:: Short problem ::
Quote the entries in full, character for character, without their images.

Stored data
----------------------------------------

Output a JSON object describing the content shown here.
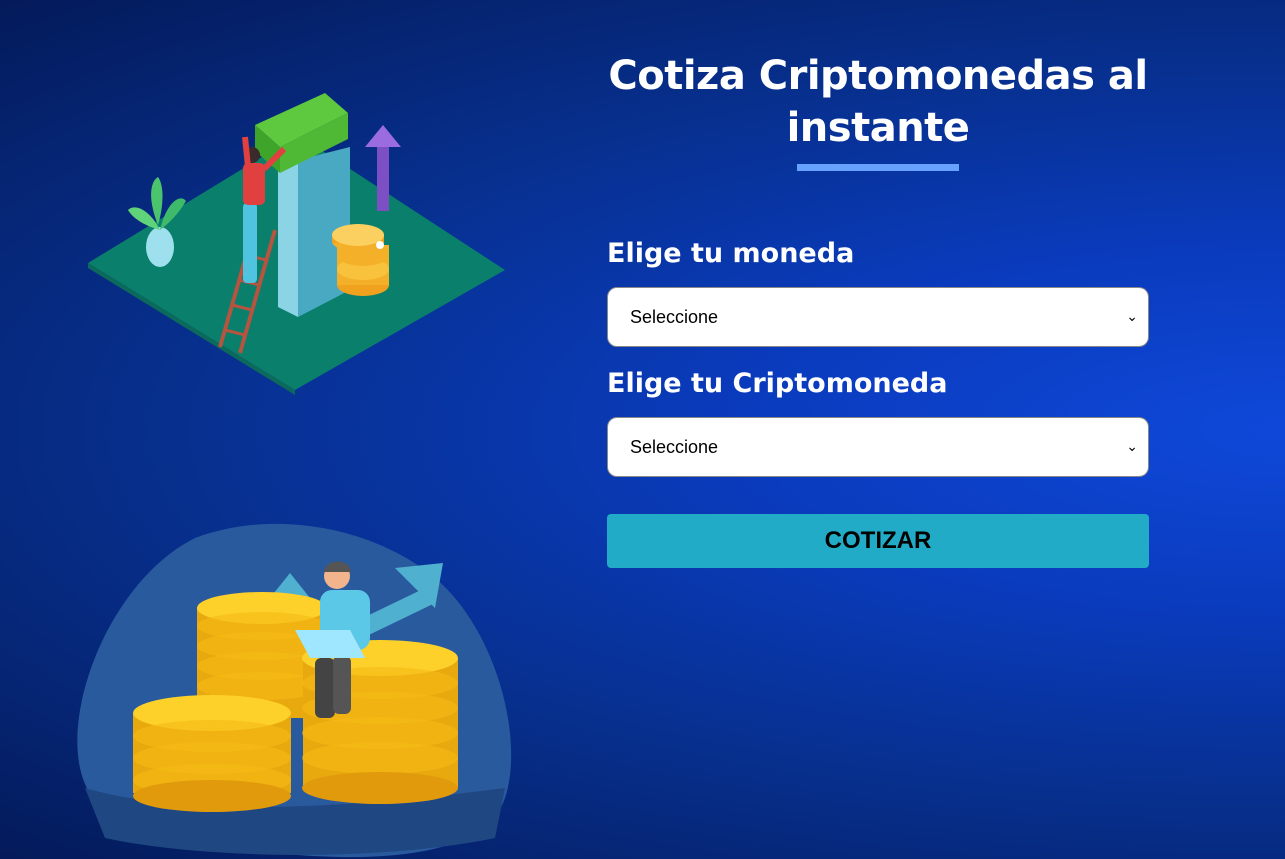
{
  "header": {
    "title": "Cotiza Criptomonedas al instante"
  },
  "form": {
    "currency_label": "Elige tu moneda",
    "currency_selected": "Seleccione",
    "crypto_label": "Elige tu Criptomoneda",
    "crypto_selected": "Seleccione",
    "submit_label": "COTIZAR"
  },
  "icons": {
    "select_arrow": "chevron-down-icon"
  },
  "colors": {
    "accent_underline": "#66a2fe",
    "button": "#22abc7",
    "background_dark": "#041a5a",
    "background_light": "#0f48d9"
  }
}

----------------------------------------

:: Exercise answer ::
Output a JSON object describing the content shown here.
{
  "header": {
    "title": "Cotiza Criptomonedas al instante"
  },
  "form": {
    "currency_label": "Elige tu moneda",
    "currency_selected": "Seleccione",
    "crypto_label": "Elige tu Criptomoneda",
    "crypto_selected": "Seleccione",
    "submit_label": "COTIZAR"
  },
  "icons": {
    "select_arrow": "chevron-down-icon"
  },
  "colors": {
    "accent_underline": "#66a2fe",
    "button": "#22abc7",
    "background_dark": "#041a5a",
    "background_light": "#0f48d9"
  }
}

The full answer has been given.